# WHAT YOU HAVE TO DO
Return each line of the listing that contains the string "Average".

# Records from a collection
— start —
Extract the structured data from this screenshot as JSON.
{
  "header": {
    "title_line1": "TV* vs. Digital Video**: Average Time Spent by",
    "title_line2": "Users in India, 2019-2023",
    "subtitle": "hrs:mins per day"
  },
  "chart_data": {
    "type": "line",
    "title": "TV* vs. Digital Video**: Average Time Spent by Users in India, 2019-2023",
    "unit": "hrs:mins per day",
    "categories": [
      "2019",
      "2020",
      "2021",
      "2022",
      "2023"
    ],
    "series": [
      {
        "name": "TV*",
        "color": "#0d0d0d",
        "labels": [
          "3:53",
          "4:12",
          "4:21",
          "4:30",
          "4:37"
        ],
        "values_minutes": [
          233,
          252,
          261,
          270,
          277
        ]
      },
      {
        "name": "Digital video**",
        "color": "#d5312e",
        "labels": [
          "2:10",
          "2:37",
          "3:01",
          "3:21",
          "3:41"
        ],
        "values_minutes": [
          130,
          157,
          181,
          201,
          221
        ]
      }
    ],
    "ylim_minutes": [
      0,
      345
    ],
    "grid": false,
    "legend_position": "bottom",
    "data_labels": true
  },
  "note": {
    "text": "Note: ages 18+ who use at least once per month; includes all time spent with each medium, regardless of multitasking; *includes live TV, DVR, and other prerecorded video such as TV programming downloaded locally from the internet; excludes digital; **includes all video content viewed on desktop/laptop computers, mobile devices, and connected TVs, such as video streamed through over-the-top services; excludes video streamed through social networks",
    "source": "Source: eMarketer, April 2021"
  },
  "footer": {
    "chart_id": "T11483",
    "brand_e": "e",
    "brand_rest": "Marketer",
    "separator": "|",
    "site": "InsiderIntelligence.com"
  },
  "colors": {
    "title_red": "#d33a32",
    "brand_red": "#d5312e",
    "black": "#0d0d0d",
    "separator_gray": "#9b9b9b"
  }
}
— end —
— start —
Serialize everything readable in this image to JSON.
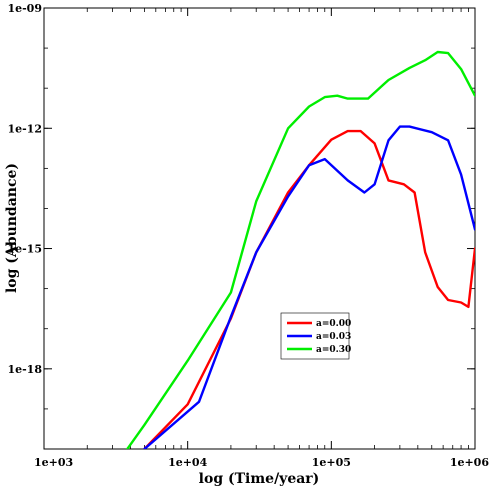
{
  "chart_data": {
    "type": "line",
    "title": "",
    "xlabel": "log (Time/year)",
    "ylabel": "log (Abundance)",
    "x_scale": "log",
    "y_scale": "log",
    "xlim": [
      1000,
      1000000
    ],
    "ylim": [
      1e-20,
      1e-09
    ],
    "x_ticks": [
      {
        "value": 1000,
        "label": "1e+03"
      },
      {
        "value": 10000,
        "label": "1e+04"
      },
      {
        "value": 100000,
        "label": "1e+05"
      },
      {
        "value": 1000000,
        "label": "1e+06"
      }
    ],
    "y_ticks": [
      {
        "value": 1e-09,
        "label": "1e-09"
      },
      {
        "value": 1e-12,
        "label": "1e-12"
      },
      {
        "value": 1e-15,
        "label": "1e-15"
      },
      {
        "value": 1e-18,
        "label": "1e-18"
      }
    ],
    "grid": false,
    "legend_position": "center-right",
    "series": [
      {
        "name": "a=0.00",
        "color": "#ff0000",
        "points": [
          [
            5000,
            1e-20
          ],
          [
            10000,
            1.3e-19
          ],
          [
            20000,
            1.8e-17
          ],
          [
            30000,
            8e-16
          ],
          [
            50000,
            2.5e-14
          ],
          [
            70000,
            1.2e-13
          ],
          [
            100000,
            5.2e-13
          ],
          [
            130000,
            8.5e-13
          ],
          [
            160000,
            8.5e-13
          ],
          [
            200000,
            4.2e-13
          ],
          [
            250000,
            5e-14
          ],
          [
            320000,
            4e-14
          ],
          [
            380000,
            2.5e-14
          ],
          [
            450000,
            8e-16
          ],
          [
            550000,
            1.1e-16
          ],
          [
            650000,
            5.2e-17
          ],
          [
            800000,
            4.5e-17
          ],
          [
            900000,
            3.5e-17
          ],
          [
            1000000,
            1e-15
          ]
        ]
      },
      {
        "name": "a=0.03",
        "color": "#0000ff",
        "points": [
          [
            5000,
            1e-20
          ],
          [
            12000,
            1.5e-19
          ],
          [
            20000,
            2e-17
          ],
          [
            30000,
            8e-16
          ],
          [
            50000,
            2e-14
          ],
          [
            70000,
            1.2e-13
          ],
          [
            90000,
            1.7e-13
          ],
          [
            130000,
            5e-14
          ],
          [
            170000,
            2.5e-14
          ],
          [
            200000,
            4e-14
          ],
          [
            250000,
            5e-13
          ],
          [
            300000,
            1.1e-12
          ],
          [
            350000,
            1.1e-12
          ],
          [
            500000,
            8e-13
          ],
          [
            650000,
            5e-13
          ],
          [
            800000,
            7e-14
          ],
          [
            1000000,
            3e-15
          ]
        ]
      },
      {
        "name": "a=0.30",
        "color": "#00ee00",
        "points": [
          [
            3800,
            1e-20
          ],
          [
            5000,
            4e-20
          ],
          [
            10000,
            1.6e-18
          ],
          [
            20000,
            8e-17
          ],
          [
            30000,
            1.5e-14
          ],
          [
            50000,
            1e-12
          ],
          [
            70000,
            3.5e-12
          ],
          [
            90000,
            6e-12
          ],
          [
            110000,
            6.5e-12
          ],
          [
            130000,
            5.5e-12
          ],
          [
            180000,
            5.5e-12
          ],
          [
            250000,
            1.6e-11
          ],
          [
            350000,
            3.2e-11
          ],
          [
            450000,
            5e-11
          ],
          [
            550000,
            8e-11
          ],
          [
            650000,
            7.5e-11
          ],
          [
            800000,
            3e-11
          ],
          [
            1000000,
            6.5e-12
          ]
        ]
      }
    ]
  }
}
— end —
# RESPONSE
    "title_line1": "TV* vs. Digital Video**: Average Time Spent by",
    "title": "TV* vs. Digital Video**: Average Time Spent by Users in India, 2019-2023",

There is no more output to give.